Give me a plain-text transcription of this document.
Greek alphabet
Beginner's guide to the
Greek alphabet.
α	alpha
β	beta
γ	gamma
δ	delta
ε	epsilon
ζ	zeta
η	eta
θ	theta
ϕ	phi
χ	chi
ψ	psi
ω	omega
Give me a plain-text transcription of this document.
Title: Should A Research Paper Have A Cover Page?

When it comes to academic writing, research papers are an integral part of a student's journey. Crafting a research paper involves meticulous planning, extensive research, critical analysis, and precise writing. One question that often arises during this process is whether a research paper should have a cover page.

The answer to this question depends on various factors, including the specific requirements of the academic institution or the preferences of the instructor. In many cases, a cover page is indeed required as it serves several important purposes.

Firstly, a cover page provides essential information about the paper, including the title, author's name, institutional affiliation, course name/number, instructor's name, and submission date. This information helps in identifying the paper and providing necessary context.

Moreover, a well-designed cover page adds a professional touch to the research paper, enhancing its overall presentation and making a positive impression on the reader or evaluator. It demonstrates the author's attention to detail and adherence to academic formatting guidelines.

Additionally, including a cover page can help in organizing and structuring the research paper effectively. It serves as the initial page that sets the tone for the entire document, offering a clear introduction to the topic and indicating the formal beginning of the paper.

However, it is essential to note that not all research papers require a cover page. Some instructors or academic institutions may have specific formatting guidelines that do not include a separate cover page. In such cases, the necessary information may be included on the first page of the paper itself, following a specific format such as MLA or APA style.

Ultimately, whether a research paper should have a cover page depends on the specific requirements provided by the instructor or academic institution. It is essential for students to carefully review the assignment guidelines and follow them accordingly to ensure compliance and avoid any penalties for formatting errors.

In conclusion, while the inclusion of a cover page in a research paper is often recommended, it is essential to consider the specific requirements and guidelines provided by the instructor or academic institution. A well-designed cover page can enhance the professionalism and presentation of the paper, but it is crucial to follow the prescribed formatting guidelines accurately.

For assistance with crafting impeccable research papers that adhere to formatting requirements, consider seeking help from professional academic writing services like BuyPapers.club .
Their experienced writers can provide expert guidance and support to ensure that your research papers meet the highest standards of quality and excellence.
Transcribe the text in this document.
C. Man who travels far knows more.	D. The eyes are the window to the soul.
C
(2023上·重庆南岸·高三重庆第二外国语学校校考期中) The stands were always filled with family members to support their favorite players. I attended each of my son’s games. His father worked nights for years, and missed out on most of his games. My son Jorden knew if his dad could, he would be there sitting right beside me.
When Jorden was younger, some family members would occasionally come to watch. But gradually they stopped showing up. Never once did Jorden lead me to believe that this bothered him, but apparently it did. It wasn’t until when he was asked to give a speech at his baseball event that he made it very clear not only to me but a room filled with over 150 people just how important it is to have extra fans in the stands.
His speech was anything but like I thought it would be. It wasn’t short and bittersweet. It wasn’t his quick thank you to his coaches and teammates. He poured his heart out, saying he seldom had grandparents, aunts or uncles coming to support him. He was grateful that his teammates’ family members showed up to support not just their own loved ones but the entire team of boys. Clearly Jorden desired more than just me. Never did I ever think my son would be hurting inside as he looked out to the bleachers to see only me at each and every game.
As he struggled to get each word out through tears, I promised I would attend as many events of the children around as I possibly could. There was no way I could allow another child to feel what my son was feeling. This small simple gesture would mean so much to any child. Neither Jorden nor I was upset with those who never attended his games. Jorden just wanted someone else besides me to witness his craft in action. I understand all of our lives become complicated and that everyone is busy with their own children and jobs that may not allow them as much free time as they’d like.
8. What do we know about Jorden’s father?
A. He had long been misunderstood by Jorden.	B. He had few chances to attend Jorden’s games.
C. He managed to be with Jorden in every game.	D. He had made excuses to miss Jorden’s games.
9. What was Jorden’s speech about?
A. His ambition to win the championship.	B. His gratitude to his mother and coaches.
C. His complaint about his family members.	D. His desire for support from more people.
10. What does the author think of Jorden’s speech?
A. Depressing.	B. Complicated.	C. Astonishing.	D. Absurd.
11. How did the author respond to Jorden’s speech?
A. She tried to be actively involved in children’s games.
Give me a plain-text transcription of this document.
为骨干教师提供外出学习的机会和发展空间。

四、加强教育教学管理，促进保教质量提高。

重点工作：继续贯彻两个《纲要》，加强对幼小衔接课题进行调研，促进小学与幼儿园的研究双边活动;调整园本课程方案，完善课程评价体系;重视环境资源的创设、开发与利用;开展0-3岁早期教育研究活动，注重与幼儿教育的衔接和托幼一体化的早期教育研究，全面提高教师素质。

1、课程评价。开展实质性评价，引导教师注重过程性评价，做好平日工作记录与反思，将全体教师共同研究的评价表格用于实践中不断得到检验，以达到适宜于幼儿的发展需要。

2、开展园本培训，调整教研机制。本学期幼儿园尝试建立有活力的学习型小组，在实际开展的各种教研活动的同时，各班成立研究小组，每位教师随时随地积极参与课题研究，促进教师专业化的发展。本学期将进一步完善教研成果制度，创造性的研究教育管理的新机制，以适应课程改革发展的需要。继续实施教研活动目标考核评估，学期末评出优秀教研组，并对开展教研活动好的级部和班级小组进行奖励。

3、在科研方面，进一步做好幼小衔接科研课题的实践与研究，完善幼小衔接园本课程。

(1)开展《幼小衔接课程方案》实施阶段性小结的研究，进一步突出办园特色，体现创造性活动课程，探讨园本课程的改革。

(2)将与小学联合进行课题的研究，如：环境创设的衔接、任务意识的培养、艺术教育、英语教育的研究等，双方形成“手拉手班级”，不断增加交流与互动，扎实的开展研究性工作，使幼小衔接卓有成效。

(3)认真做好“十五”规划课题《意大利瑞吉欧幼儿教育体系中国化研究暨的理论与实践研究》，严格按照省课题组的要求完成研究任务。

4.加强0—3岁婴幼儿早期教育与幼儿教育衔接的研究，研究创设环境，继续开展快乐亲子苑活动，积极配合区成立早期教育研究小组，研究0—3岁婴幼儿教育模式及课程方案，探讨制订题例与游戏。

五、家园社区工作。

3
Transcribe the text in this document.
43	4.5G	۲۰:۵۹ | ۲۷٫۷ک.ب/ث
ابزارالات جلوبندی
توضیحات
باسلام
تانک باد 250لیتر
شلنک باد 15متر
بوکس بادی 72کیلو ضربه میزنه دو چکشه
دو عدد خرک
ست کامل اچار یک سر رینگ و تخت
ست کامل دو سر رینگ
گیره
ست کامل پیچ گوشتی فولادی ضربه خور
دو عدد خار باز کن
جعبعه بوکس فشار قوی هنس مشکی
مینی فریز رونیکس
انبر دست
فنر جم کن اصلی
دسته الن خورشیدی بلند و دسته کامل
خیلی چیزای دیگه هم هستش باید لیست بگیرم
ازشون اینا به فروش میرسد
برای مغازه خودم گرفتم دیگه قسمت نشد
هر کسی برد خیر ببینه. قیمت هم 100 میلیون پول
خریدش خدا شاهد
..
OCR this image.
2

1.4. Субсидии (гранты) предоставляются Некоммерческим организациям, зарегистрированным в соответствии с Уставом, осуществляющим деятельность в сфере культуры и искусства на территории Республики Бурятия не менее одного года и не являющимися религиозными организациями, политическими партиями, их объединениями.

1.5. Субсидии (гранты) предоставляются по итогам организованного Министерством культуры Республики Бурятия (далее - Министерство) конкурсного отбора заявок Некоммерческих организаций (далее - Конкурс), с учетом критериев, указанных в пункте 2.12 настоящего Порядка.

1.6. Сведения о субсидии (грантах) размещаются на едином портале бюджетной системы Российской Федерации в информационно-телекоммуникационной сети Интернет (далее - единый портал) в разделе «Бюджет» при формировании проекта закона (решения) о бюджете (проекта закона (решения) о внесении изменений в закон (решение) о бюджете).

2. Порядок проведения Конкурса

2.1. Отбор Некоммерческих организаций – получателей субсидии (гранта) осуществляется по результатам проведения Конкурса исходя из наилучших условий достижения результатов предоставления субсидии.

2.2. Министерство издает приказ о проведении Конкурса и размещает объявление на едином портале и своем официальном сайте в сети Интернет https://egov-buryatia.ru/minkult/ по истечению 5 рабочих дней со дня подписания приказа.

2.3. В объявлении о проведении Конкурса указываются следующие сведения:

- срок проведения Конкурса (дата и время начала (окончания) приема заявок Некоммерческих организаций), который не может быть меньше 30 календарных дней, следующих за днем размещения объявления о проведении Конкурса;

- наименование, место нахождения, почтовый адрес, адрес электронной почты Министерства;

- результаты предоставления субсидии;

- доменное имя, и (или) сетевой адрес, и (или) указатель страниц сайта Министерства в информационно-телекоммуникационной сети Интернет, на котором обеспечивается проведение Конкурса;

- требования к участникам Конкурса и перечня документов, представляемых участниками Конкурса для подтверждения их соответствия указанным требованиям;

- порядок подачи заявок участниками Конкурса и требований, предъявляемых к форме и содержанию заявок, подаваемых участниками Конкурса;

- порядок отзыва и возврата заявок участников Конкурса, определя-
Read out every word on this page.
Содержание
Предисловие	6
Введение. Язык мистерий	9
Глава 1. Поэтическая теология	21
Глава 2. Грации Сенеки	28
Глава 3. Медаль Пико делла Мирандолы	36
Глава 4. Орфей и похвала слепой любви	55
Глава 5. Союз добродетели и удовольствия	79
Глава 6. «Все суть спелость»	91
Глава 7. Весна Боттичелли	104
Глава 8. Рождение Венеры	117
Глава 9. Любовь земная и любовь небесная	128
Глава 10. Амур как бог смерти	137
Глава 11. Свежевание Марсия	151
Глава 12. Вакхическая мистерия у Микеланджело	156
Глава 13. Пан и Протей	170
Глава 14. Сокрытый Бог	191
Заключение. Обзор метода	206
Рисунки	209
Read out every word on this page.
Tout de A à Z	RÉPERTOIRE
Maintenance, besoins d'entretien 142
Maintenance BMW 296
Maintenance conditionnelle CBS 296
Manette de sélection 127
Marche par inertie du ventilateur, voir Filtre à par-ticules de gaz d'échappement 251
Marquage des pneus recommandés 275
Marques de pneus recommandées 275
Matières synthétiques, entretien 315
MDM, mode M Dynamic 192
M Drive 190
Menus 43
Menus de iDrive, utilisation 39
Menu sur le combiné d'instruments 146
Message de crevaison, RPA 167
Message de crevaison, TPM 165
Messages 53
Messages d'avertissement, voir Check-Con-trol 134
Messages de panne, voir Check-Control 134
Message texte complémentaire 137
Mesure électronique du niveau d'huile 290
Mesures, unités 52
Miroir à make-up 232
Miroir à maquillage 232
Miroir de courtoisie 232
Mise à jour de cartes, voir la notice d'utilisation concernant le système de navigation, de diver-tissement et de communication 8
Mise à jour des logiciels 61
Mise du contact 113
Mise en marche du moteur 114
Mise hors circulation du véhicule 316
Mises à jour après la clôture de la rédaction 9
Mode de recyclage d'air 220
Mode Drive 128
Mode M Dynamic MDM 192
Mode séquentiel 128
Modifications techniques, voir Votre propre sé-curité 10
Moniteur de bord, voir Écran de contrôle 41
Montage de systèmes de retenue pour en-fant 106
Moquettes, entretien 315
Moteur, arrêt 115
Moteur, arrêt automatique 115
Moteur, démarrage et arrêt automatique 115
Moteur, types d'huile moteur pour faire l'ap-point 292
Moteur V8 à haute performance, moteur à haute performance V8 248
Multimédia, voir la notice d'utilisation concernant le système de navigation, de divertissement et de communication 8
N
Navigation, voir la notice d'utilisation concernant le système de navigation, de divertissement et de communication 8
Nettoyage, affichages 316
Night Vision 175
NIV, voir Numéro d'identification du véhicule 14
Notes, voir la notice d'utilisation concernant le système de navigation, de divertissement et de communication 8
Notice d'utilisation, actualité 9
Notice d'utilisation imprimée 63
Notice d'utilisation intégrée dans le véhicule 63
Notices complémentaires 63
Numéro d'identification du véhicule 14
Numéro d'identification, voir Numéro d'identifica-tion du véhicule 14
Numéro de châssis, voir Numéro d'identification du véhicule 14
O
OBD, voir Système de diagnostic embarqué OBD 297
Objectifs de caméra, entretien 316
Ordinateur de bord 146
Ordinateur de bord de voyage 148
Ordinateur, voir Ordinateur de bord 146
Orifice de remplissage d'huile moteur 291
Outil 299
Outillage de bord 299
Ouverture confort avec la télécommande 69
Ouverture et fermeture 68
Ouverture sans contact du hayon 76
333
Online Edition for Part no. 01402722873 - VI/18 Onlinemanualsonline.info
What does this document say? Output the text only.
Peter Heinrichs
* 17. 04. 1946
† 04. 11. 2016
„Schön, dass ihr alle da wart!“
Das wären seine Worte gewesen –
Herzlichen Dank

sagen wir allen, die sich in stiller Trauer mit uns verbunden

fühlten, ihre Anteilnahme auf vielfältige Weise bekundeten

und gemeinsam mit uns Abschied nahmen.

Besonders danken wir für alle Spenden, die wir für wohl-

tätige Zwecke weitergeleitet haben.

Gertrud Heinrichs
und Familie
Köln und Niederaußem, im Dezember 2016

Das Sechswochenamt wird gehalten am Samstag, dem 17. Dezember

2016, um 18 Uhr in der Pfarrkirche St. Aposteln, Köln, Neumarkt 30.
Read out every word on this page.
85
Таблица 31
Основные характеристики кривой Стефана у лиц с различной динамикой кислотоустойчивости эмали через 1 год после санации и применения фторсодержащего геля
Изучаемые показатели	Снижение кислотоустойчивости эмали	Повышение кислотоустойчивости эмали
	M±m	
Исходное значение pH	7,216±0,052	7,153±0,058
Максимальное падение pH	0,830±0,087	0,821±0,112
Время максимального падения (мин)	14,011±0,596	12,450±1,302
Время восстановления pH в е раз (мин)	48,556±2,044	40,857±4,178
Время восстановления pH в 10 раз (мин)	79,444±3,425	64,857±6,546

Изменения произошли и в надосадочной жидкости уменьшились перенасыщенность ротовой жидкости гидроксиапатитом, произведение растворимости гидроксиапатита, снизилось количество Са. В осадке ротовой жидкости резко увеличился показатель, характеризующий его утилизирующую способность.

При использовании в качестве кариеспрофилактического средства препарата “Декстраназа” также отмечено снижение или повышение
- - - - - - -
## WHAT IS NEEDED
Scan the lines above for "each", then copy every one that has it.

## SOLUTION TO THE EXERCISE
(2023上·重庆南岸·高三重庆第二外国语学校校考期中) The stands were always filled with family members to support their favorite players. I attended each of my son’s games. His father worked nights for years, and missed out on most of his games. My son Jorden knew if his dad could, he would be there sitting right beside me.
His speech was anything but like I thought it would be. It wasn’t short and bittersweet. It wasn’t his quick thank you to his coaches and teammates. He poured his heart out, saying he seldom had grandparents, aunts or uncles coming to support him. He was grateful that his teammates’ family members showed up to support not just their own loved ones but the entire team of boys. Clearly Jorden desired more than just me. Never did I ever think my son would be hurting inside as he looked out to the bleachers to see only me at each and every game.
As he struggled to get each word out through tears, I promised I would attend as many events of the children around as I possibly could. There was no way I could allow another child to feel what my son was feeling. This small simple gesture would mean so much to any child. Neither Jorden nor I was upset with those who never attended his games. Jorden just wanted someone else besides me to witness his craft in action. I understand all of our lives become complicated and that everyone is busy with their own children and jobs that may not allow them as much free time as they’d like.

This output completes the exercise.